▸ Testo:
* * * * *
Le plastiche, infatti, possono richiedere oltre un millennio per decomporsi completamente, ma si frammentano in microparticelle molto prima. Ad esempio, l’apertura di un tappo di bottiglia può liberare immediatamente microplastiche, e molti tipi di plastica iniziano a degradarsi in particelle più piccole nel giro di decenni, o persino anni, a seconda delle condizioni ambientali.
Nonostante il potenziale incremento dei problemi ambientali e sanitari legati alle microplastiche, non abbiamo ancora intrapreso misure concrete per affrontare il problema. La produzione globale di plastica è passata da circa 230 milioni di tonnellate all’anno nel 2000 a 460 milioni di tonnellate nel 2019 e si prevede che raddoppierà ulteriormente entro il 2040.
La situazione è allarmante, ma gli esperti ritengono che esistano soluzioni ambiziose e urgenti per mitigare i danni causati dalla plastica. Il dottor Philip Landrigan, medico e direttore del Program for Global Public Health and the Common Good al Boston College, sostiene che il “passo più importante e di vasta portata” per affrontare la crisi globale della plastica sia imporre un limite alla produzione globale di plastica. Questa misura sarebbe simile alle restrizioni imposte sui clorofluorocarburi dal Protocollo di Montreal o sulle emissioni di gas serra dall’Accordo di Parigi.
Pur riconoscendo che alcune plastiche sono indispensabili in settori come l’ingegneria e la medicina, Landrigan enfatizza l’importanza di limitare l’uso di ciò che definisce “plastica inutile”, riferendosi ai prodotti monouso. Tuttavia, le aziende che operano nei settori dei combustibili fossili e della plastica resistono a tali limitazioni, poiché la plastica monouso rappresenta circa il 40% del mercato e potrebbe diventare ancora più rilevante con il calo della domanda di gas.
* * * * *
▸ Consegna 1:
Secondo il testo sulle microplastiche, quante tonnellate di plastica all'anno si producevano nel mondo nel 2019?
▸ Consegna 2:
Nel testo sulle microplastiche, riscrivi il tratto da "La situazione è" fino a "dall’Accordo di Parigi.", sostituendo "allarmante" con "preoccupante".
▸ Consegna 3:
Riprendi il testo sulle microplastiche e proseguilo dopo la sua ultima frase.

▸ Dati:
* * * * *
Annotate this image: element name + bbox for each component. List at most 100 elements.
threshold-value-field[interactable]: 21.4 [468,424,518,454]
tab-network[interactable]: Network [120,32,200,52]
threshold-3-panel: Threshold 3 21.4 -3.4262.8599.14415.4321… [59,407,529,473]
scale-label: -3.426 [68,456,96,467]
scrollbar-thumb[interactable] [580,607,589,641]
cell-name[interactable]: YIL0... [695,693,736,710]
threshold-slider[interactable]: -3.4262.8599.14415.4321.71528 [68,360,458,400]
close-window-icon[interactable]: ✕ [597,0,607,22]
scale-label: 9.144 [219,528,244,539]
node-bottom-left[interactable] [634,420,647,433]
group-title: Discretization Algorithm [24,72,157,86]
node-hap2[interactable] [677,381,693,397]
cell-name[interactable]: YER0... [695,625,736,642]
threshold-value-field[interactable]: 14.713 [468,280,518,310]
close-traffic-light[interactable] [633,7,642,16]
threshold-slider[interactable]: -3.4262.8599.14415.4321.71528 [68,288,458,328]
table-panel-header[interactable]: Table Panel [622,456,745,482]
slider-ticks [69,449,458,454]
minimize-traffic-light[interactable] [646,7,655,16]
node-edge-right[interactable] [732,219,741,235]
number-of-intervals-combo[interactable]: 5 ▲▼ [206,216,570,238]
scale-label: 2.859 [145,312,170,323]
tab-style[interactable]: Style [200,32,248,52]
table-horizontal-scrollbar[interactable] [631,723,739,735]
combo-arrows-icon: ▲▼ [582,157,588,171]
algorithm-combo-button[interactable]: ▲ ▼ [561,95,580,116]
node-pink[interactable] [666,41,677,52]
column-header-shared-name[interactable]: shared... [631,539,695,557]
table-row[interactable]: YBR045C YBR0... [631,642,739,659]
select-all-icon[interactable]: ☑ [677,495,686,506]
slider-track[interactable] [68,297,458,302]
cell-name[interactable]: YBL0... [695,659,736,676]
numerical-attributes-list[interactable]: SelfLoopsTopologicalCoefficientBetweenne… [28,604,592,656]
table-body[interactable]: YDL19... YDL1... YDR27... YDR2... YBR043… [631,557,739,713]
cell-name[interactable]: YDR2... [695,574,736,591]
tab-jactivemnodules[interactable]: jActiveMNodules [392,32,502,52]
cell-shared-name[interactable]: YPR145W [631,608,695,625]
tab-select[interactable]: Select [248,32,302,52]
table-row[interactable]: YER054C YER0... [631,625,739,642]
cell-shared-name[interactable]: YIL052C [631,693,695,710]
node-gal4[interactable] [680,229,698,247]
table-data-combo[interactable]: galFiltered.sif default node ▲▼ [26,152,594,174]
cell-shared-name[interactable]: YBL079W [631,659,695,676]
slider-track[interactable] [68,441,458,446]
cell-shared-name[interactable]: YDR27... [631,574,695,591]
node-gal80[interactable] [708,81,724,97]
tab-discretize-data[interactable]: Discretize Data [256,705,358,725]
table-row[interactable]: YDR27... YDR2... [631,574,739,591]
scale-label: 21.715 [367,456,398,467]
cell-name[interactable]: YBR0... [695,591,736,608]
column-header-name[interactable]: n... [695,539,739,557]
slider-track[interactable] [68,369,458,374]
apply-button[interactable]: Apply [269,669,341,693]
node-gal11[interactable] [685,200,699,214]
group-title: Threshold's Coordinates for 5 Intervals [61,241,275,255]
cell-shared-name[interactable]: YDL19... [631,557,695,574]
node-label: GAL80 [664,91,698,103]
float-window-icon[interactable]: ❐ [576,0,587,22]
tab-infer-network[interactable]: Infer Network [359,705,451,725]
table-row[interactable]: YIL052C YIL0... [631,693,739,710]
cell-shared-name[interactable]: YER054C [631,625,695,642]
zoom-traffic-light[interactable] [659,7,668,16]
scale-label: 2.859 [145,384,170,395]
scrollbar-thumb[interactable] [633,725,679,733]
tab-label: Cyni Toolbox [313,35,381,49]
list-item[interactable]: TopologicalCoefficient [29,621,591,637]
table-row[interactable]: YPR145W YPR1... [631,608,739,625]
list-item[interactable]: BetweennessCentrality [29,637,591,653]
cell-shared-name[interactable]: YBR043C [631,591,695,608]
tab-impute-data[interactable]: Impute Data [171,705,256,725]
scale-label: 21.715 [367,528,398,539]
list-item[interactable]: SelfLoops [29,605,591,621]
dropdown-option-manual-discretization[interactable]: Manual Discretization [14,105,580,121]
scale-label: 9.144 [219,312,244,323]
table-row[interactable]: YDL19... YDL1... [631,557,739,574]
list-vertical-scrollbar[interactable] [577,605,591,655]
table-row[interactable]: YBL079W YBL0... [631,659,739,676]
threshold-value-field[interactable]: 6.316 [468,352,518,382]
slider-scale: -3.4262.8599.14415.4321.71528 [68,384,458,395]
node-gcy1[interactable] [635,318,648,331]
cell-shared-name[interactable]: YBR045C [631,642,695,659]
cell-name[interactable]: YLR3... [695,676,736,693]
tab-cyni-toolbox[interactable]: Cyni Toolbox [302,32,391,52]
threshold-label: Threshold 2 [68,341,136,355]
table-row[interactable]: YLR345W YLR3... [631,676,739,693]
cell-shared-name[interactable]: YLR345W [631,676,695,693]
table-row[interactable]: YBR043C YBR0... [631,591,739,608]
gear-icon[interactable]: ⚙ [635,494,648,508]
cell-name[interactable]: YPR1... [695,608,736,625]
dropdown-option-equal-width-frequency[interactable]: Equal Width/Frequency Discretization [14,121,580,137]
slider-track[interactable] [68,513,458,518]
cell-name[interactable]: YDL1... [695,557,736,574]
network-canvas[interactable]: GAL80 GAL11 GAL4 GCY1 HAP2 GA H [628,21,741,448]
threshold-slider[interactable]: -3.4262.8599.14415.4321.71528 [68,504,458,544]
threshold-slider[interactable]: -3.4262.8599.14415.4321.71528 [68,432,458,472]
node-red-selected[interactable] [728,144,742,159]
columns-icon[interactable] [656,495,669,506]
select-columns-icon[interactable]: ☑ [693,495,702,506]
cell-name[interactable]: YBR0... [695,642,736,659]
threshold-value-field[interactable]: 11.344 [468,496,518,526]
* * * * *
▸ Risposta 1:
Circa 460 milioni di tonnellate.

▸ Risposta 2:
La situazione è preoccupante, ma gli esperti ritengono che esistano soluzioni ambiziose e urgenti per mitigare i danni causati dalla plastica. Il dottor Philip Landrigan, medico e direttore del Program for Global Public Health and the Common Good al Boston College, sostiene che il “passo più importante e di vasta portata” per affrontare la crisi globale della plastica sia imporre un limite alla produzione globale di plastica. Questa misura sarebbe simile alle restrizioni imposte sui clorofluorocarburi dal Protocollo di Montreal o sulle emissioni di gas serra dall’Accordo di Parigi.

▸ Risposta 3:
Landrigan, coautore del rapporto della Commissione Minderoo-Monaco, avverte che l’inquinamento da microplastiche non è un problema astratto confinato agli oceani, ma una minaccia concreta alla salute umana. “Il mio timore è che non esista ancora una consapevolezza diffusa del problema”, afferma, sottolineando il rischio che un eventuale trattato internazionale sulla plastica possa essere meno incisivo di quanto necessario.
Per chi è preoccupato per gli effetti della plastica sulla salute, Landrigan suggerisce di sollecitare i propri rappresentanti eletti a vietare i prodotti monouso e a implementare regolamentazioni stringenti simili a quelle in vigore in California e New York che entrerà in vigore il prossimo anno.
Martin Wagner, ricercatore presso la Norwegian University of Science and Technology, sottolinea che oltre 3.600 delle oltre 16.000 sostanze chimiche note presenti nelle plastiche sono considerate “preoccupanti”, poiché cancerogene, dannose per il sistema endocrino o tossiche e bioaccumulative. Di queste, quasi 400 sono utilizzate in materiali a contatto con alimenti, e 97 sono state trovate in tracce negli alimenti o nei corpi umani.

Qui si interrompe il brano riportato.